Pictures are not part of the copy; repeat everything else in the records exactly.
>> start
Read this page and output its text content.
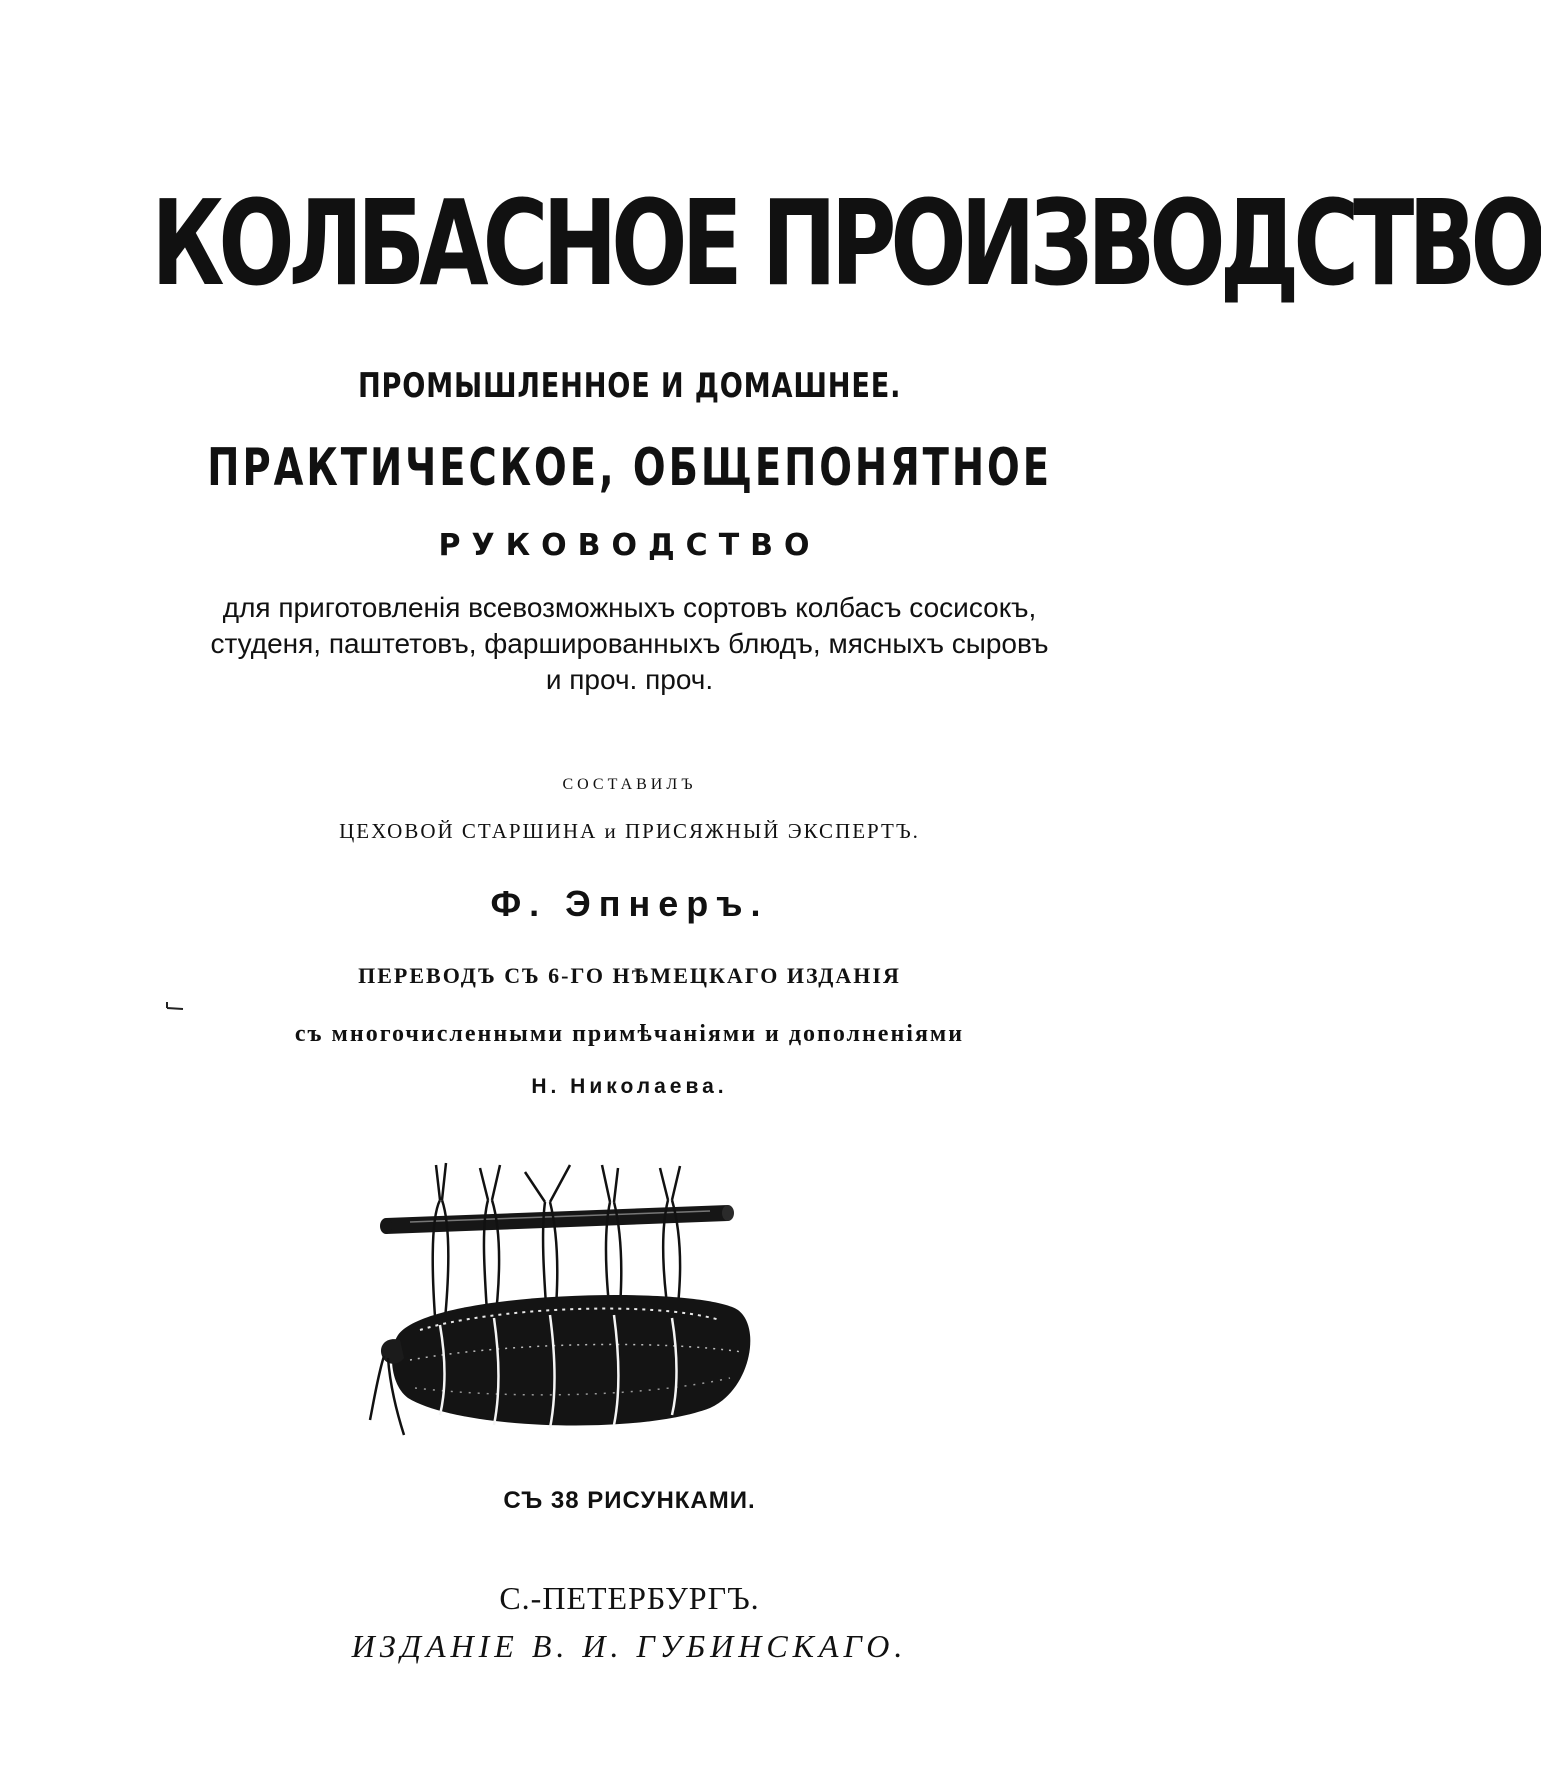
КОЛБАСНОЕ ПРОИЗВОДСТВО
ПРОМЫШЛЕННОЕ И ДОМАШНЕЕ.
ПРАКТИЧЕСКОЕ, ОБЩЕПОНЯТНОЕ
РУКОВОДСТВО
для приготовленія всевозможныхъ сортовъ колбасъ сосисокъ,
студеня, паштетовъ, фаршированныхъ блюдъ, мясныхъ сыровъ
и проч. проч.
СОСТАВИЛЪ
ЦЕХОВОЙ СТАРШИНА и ПРИСЯЖНЫЙ ЭКСПЕРТЪ.
Ф. Эпнеръ.
ПЕРЕВОДЪ СЪ 6-ГО НѢМЕЦКАГО ИЗДАНІЯ
съ многочисленными примѣчаніями и дополненіями
Н. Николаева.
СЪ 38 РИСУНКАМИ.
С.-ПЕТЕРБУРГЪ.
ИЗДАНІЕ В. И. ГУБИНСКАГО.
>> end
• **The output**
Read this page and output its text content.
КОЛБАСНОЕ ПРОИЗВОДСТВО
ПРОМЫШЛЕННОЕ И ДОМАШНЕЕ.
ПРАКТИЧЕСКОЕ, ОБЩЕПОНЯТНОЕ
РУКОВОДСТВО
для приготовленія всевозможныхъ сортовъ колбасъ сосисокъ,
студеня, паштетовъ, фаршированныхъ блюдъ, мясныхъ сыровъ
и проч. проч.
СОСТАВИЛЪ
ЦЕХОВОЙ СТАРШИНА и ПРИСЯЖНЫЙ ЭКСПЕРТЪ.
Ф. Эпнеръ.
ПЕРЕВОДЪ СЪ 6-ГО НѢМЕЦКАГО ИЗДАНІЯ
съ многочисленными примѣчаніями и дополненіями
Н. Николаева.
СЪ 38 РИСУНКАМИ.
С.-ПЕТЕРБУРГЪ.
ИЗДАНІЕ В. И. ГУБИНСКАГО.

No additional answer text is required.